## STATED EXERCISE
Read through the entries below and return each line with the word "thực".

## RECORDS FOR THE TASK
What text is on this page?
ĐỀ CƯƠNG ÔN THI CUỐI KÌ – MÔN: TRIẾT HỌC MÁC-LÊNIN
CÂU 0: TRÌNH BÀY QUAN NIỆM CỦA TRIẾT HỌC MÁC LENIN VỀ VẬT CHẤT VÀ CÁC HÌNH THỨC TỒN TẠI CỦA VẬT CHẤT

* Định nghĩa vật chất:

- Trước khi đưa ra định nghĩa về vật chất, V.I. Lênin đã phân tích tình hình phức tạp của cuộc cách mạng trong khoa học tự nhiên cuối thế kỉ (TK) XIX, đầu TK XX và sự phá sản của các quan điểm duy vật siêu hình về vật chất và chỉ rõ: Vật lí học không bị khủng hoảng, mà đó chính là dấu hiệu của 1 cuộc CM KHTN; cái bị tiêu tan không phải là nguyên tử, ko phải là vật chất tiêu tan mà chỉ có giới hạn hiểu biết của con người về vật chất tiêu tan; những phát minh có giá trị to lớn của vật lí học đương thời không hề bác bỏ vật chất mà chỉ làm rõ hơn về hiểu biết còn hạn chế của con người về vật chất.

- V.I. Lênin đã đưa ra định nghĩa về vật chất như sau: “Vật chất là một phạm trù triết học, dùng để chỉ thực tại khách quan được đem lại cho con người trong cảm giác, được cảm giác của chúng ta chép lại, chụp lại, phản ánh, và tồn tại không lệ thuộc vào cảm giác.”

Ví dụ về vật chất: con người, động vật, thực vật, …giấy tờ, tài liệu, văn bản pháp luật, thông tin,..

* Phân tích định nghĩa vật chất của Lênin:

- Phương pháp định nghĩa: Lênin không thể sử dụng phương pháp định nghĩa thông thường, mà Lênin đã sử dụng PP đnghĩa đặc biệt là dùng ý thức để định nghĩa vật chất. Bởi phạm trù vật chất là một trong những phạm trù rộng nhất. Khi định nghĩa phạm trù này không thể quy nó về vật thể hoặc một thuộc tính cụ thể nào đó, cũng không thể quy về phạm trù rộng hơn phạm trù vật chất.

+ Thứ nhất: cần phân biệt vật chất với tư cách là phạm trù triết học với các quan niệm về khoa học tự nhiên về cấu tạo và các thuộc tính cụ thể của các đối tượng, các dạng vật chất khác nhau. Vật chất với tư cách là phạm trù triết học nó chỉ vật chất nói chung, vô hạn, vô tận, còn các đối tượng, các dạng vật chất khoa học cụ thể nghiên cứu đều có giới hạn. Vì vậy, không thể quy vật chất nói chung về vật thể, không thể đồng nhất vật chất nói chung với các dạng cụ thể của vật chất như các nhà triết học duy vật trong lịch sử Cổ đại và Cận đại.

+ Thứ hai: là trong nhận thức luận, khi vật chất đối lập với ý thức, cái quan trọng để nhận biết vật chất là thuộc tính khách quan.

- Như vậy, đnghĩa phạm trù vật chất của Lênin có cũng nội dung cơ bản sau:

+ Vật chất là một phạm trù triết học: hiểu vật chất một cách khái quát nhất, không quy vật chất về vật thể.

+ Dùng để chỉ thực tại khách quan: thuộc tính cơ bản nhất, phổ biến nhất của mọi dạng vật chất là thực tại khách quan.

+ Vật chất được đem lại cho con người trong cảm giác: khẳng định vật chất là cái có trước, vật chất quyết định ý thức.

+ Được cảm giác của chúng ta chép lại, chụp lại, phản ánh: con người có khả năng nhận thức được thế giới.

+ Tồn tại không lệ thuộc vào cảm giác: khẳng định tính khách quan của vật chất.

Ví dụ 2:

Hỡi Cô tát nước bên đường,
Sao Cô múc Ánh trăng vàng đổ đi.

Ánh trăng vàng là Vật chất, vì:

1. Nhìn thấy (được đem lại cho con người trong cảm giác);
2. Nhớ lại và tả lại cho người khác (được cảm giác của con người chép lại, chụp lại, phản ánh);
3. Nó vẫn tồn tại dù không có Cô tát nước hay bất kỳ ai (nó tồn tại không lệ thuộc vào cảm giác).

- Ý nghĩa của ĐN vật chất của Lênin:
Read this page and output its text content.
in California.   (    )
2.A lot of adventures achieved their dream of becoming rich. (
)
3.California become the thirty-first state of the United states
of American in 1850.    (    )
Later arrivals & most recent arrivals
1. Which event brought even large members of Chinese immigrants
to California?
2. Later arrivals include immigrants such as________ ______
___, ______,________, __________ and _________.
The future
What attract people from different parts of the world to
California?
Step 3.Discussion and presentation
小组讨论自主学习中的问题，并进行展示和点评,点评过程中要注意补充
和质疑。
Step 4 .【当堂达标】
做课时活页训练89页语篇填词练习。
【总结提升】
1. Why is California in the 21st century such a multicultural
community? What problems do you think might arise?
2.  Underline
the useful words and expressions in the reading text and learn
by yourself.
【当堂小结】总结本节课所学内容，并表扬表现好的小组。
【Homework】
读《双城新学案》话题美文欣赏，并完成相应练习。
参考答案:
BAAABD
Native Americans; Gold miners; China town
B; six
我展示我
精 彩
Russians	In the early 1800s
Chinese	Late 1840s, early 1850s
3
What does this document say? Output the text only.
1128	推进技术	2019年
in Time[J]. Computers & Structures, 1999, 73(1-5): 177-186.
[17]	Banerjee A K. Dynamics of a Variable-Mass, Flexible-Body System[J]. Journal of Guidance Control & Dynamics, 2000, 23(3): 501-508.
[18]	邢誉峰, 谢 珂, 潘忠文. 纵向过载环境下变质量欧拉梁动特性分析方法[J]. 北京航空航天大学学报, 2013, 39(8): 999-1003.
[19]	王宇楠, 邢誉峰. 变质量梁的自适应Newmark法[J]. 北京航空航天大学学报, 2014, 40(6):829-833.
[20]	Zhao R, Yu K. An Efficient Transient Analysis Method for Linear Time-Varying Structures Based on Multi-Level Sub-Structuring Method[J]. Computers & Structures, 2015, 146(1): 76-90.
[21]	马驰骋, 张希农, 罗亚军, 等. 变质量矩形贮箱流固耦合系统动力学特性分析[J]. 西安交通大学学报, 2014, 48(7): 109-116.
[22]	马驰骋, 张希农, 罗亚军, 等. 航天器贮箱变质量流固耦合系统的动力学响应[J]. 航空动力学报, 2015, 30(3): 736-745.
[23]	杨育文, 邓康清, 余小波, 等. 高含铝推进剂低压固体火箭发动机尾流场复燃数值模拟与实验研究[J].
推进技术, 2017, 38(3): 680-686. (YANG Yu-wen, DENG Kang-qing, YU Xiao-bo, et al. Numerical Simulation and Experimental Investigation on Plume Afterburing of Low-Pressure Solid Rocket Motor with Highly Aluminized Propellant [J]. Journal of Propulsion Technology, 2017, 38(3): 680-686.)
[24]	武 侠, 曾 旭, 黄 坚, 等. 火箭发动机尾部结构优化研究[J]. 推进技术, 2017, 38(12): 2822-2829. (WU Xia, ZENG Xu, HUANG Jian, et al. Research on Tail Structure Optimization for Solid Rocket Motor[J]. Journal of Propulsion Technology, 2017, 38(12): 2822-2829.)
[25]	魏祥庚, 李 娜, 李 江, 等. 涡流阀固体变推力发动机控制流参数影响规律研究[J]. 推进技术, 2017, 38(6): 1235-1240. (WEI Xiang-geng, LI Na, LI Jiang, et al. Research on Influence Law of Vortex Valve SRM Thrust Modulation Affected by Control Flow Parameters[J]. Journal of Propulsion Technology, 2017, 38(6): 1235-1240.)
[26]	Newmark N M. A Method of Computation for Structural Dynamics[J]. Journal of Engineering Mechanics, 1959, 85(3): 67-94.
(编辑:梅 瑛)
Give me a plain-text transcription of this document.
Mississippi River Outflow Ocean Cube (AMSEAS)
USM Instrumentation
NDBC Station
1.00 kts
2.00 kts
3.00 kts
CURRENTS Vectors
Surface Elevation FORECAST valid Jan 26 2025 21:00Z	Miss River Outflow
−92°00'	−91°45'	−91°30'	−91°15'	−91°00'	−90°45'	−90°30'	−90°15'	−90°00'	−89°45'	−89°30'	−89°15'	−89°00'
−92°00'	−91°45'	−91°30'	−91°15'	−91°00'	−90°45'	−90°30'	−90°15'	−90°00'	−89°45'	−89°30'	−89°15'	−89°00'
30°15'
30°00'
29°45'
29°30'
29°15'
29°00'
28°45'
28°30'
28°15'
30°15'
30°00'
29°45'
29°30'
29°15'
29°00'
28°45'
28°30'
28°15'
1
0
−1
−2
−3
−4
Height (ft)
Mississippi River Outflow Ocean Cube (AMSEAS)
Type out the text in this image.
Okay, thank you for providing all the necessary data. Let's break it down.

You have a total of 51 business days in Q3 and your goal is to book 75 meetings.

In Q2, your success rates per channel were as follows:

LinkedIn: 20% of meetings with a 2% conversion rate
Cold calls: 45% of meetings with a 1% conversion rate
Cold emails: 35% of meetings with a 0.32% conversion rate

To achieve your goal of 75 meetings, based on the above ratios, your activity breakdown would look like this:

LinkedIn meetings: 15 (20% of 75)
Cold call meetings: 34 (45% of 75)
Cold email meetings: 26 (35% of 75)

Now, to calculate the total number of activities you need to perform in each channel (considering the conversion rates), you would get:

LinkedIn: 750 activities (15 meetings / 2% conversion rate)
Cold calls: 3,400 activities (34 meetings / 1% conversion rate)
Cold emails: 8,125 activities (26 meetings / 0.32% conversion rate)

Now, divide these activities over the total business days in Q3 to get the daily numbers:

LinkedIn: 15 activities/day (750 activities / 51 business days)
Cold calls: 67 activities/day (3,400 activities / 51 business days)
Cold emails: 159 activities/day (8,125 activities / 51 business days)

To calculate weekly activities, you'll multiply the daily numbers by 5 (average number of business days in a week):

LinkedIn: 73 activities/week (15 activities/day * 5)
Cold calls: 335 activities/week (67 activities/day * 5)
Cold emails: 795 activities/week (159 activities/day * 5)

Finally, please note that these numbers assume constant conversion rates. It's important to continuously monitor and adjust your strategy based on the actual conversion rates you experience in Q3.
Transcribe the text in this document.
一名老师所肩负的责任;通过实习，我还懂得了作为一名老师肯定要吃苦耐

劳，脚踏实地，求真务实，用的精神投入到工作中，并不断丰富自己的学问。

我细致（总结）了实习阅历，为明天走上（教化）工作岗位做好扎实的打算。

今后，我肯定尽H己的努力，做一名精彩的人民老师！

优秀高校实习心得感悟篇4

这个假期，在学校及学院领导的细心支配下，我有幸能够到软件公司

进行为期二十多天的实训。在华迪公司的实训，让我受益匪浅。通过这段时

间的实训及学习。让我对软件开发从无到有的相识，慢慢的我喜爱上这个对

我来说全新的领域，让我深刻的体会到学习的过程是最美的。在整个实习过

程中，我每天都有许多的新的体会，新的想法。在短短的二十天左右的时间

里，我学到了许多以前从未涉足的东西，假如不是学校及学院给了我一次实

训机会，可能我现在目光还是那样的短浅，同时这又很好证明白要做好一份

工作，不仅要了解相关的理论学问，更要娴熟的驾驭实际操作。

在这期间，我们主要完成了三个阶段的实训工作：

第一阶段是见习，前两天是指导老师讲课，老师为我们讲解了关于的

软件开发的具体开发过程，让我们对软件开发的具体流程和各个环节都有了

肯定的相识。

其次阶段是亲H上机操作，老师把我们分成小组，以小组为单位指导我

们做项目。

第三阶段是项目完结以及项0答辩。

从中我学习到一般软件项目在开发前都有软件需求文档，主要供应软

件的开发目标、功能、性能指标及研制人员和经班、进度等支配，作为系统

## OUTPUT
- V.I. Lênin đã đưa ra định nghĩa về vật chất như sau: “Vật chất là một phạm trù triết học, dùng để chỉ thực tại khách quan được đem lại cho con người trong cảm giác, được cảm giác của chúng ta chép lại, chụp lại, phản ánh, và tồn tại không lệ thuộc vào cảm giác.”
Ví dụ về vật chất: con người, động vật, thực vật, …giấy tờ, tài liệu, văn bản pháp luật, thông tin,..
+ Dùng để chỉ thực tại khách quan: thuộc tính cơ bản nhất, phổ biến nhất của mọi dạng vật chất là thực tại khách quan.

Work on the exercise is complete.